─── TEXTE EXTRAIT

« L’IA générative fait gagner cinq heures par semaine aux knowledge workers ». Porté par plusieurs études, ce discours dominant s’est largement installé sur LinkedIn et ailleurs. Il propage l’idée qu’en automatisant les besognes répétitives, l’IA permet aux humains de se consacrer à des tâches « à haute valeur ajoutée »... Pourtant, je rencontre chaque semaine des personnes qui réalisent qu’elles sont plutôt en proie à un phénomène de plus en plus documenté par la recherche : la fatigue assistée par IA.
En 1930, l’économiste John Maynard Keynes publie sa célèbre prophétie : grâce à l’augmentation de la productivité technologique, ses arrières-petits-enfants n’auront pas besoin de fournir plus de quinze heures de travail par semaine en 2030.
L’ennui, c’est que 2030, on y est presque... Et que force est de constater qu’il s’est largement trompé ! Pas dans le calcul (en un siècle, la productivité a effectivement fait un bond spectaculaire), mais dans la conclusion. Car les différentes vagues d’automatisation des dernières décennies, de la robotisation à l’informatisation, n’ont pas réduit le temps de travail : elles l’ont intensifié.
De la même manière que les comptables du vingtième siècle n’ont pas « gagné » une seule minute en passant de la calculatrice au tableur et que les ouvriers d’usines automobiles n’ont pas vu non plus leurs horaires s’alléger à l’arrivée des robots, les personnes qui utilisent l’IA ne « gagnent » pas cinq heures par semaine. Leur temps est seulement réinvesti dans du « toujours plus ».
Le mythe du travail à plus haute valeur ajoutée (...)
La mort programmée du flow
En obligeant nos cerveaux à basculer en permanence d’une tâche à l’autre, on l’épuise considérablement. Cette volatilité cognitive permanente tue l’une de nos plus précieuses ressources : le flow, cet état de concentration profonde documenté par Mihály Csíkszentmihályi. L’IA nous force à osciller constamment entre, d’une part, l’hyper-vigilance requise pour la formulation des prompts et la vérification critique, et, d’autre part, l’hypo-vigilance, cet ennui intense induit par la lecture passive de la prose sans âme et sans intention générée par la machine.

──────

Reprenez la rédaction du texte sur la fatigue assistée par IA à partir de sa dernière phrase. Les lignes ci-dessous n'ont aucun rapport avec le texte sur la fatigue assistée par IA.

─── DONNÉES ENREGISTRÉES

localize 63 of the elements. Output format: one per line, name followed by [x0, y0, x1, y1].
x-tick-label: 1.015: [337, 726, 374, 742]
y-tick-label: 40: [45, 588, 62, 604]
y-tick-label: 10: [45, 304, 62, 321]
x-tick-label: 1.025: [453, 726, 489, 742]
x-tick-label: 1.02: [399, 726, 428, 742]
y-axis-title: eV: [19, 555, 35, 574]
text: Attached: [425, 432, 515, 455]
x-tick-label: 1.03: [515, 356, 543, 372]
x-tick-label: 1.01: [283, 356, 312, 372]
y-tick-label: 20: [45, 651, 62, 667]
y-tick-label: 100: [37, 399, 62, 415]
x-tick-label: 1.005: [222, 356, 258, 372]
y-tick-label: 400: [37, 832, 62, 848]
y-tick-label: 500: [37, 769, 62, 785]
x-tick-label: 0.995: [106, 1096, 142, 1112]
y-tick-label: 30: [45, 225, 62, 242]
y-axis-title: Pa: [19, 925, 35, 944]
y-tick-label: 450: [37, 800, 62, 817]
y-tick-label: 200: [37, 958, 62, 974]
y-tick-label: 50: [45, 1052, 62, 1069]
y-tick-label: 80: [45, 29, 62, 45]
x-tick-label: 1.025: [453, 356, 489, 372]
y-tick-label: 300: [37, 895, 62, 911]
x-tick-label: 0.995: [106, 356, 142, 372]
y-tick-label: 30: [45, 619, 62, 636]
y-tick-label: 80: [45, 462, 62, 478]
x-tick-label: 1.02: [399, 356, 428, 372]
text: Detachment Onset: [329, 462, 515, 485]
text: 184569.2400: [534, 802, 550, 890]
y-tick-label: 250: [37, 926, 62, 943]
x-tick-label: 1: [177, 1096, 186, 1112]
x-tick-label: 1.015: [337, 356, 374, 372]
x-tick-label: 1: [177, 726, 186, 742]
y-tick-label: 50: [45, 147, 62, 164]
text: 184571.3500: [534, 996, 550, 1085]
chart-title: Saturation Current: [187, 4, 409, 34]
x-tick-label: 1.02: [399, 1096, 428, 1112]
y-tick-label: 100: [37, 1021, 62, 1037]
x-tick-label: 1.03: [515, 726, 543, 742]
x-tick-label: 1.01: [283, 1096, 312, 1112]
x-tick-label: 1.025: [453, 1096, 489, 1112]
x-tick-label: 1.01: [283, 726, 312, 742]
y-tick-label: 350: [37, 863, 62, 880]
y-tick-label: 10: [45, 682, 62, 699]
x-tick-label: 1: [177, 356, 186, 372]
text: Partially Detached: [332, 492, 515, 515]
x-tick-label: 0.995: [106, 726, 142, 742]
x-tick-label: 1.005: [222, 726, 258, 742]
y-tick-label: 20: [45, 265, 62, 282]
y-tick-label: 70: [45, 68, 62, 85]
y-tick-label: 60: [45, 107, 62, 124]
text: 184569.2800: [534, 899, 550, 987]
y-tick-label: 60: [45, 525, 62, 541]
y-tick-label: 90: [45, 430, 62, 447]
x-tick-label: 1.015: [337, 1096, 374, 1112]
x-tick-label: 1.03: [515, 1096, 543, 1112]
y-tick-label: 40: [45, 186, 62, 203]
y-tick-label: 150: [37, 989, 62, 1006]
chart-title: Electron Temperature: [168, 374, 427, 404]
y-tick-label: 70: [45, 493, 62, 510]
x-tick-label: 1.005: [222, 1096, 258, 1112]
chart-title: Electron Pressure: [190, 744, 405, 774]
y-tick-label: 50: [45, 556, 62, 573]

──────

* **RÉPONSE**:
Certes, le flow nous coûtait de l’énergie, mais il nous régénérait aussi, en affûtant nos compétences et en nous permettant de profiter d’une satisfaction profonde. Avec l’IA, le travail devient une succession de sprints ultra-courts où le cerveau s’épuise, perd la joie et dégrade ses propres ressentis. (...)
Les conséquences : dette cognitive et surcharge attentionnelle (...)
Des heures « gagnées », vraiment ?
« L’IA générative nous fait gagner cinq heures par semaine »… Cette formule révèle donc soit une manipulation délibérée, soit une dissonance cognitive massive. Le ou la travailleur·euse ne « gagne » pas cinq heures de temps libre. Au mieux, c’est l’organisation qui profite de cinq heures de productivité supplémentaire, soit environ 13% du temps de travail.
Mais ce calcul simpliste cache une réalité beaucoup moins tranchée. (...)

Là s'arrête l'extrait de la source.